┌─ Recorded data
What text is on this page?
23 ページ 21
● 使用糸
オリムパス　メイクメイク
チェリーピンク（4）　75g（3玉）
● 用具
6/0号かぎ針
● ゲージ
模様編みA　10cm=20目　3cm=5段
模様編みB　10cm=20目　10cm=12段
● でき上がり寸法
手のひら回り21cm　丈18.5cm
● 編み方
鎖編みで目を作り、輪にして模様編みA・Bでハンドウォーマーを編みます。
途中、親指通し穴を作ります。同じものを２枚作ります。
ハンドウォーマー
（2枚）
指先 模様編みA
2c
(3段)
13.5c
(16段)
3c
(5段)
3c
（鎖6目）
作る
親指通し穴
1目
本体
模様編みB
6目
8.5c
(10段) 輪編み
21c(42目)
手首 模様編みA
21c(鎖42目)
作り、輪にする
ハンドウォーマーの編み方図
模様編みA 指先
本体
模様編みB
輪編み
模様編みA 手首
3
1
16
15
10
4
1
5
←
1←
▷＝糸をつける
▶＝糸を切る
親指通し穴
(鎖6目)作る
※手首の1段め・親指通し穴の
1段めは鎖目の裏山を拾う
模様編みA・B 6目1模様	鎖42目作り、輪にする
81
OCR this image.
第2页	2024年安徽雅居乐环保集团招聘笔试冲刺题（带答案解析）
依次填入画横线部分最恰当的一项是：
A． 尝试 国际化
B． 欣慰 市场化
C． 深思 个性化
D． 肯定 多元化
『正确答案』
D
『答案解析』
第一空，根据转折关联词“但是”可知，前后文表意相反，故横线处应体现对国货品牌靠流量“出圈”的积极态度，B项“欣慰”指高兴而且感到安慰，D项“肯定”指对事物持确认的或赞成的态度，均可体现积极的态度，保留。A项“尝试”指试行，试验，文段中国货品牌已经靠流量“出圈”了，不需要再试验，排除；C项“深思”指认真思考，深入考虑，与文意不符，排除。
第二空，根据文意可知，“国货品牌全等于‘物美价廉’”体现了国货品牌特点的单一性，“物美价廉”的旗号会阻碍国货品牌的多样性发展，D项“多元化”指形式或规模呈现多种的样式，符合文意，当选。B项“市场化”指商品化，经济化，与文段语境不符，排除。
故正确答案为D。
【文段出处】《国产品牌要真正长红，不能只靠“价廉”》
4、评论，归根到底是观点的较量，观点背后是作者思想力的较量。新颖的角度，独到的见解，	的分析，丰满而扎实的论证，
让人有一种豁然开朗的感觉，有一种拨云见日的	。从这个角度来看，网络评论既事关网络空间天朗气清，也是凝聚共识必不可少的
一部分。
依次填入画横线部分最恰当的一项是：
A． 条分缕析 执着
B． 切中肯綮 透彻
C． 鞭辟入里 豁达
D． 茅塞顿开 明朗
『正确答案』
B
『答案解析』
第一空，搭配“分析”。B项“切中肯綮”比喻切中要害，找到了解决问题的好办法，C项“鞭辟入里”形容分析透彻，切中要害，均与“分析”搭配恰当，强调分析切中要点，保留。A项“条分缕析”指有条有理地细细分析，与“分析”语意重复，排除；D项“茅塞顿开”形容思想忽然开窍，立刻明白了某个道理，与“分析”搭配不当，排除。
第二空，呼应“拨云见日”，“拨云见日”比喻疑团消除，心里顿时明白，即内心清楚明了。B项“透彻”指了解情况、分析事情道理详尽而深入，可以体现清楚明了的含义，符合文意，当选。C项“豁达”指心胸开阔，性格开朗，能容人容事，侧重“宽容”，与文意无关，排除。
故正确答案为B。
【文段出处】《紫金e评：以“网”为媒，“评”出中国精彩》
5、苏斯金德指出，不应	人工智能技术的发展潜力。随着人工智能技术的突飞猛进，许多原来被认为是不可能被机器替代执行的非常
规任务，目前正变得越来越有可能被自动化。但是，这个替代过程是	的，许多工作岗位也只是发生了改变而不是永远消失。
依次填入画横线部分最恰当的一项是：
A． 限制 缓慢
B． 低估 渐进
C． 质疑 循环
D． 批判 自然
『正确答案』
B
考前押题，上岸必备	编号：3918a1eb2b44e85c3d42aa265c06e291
└─
*Short exercise*:
Reproduce all data above, unchanged.

*Task answer*:
What text is on this page?
23 ページ 21
● 使用糸
オリムパス　メイクメイク
チェリーピンク（4）　75g（3玉）
● 用具
6/0号かぎ針
● ゲージ
模様編みA　10cm=20目　3cm=5段
模様編みB　10cm=20目　10cm=12段
● でき上がり寸法
手のひら回り21cm　丈18.5cm
● 編み方
鎖編みで目を作り、輪にして模様編みA・Bでハンドウォーマーを編みます。
途中、親指通し穴を作ります。同じものを２枚作ります。
ハンドウォーマー
（2枚）
指先 模様編みA
2c
(3段)
13.5c
(16段)
3c
(5段)
3c
（鎖6目）
作る
親指通し穴
1目
本体
模様編みB
6目
8.5c
(10段) 輪編み
21c(42目)
手首 模様編みA
21c(鎖42目)
作り、輪にする
ハンドウォーマーの編み方図
模様編みA 指先
本体
模様編みB
輪編み
模様編みA 手首
3
1
16
15
10
4
1
5
←
1←
▷＝糸をつける
▶＝糸を切る
親指通し穴
(鎖6目)作る
※手首の1段め・親指通し穴の
1段めは鎖目の裏山を拾う
模様編みA・B 6目1模様	鎖42目作り、輪にする
81
OCR this image.
第2页	2024年安徽雅居乐环保集团招聘笔试冲刺题（带答案解析）
依次填入画横线部分最恰当的一项是：
A． 尝试 国际化
B． 欣慰 市场化
C． 深思 个性化
D． 肯定 多元化
『正确答案』
D
『答案解析』
第一空，根据转折关联词“但是”可知，前后文表意相反，故横线处应体现对国货品牌靠流量“出圈”的积极态度，B项“欣慰”指高兴而且感到安慰，D项“肯定”指对事物持确认的或赞成的态度，均可体现积极的态度，保留。A项“尝试”指试行，试验，文段中国货品牌已经靠流量“出圈”了，不需要再试验，排除；C项“深思”指认真思考，深入考虑，与文意不符，排除。
第二空，根据文意可知，“国货品牌全等于‘物美价廉’”体现了国货品牌特点的单一性，“物美价廉”的旗号会阻碍国货品牌的多样性发展，D项“多元化”指形式或规模呈现多种的样式，符合文意，当选。B项“市场化”指商品化，经济化，与文段语境不符，排除。
故正确答案为D。
【文段出处】《国产品牌要真正长红，不能只靠“价廉”》
4、评论，归根到底是观点的较量，观点背后是作者思想力的较量。新颖的角度，独到的见解，	的分析，丰满而扎实的论证，
让人有一种豁然开朗的感觉，有一种拨云见日的	。从这个角度来看，网络评论既事关网络空间天朗气清，也是凝聚共识必不可少的
一部分。
依次填入画横线部分最恰当的一项是：
A． 条分缕析 执着
B． 切中肯綮 透彻
C． 鞭辟入里 豁达
D． 茅塞顿开 明朗
『正确答案』
B
『答案解析』
第一空，搭配“分析”。B项“切中肯綮”比喻切中要害，找到了解决问题的好办法，C项“鞭辟入里”形容分析透彻，切中要害，均与“分析”搭配恰当，强调分析切中要点，保留。A项“条分缕析”指有条有理地细细分析，与“分析”语意重复，排除；D项“茅塞顿开”形容思想忽然开窍，立刻明白了某个道理，与“分析”搭配不当，排除。
第二空，呼应“拨云见日”，“拨云见日”比喻疑团消除，心里顿时明白，即内心清楚明了。B项“透彻”指了解情况、分析事情道理详尽而深入，可以体现清楚明了的含义，符合文意，当选。C项“豁达”指心胸开阔，性格开朗，能容人容事，侧重“宽容”，与文意无关，排除。
故正确答案为B。
【文段出处】《紫金e评：以“网”为媒，“评”出中国精彩》
5、苏斯金德指出，不应	人工智能技术的发展潜力。随着人工智能技术的突飞猛进，许多原来被认为是不可能被机器替代执行的非常
规任务，目前正变得越来越有可能被自动化。但是，这个替代过程是	的，许多工作岗位也只是发生了改变而不是永远消失。
依次填入画横线部分最恰当的一项是：
A． 限制 缓慢
B． 低估 渐进
C． 质疑 循环
D． 批判 自然
『正确答案』
B
考前押题，上岸必备	编号：3918a1eb2b44e85c3d42aa265c06e291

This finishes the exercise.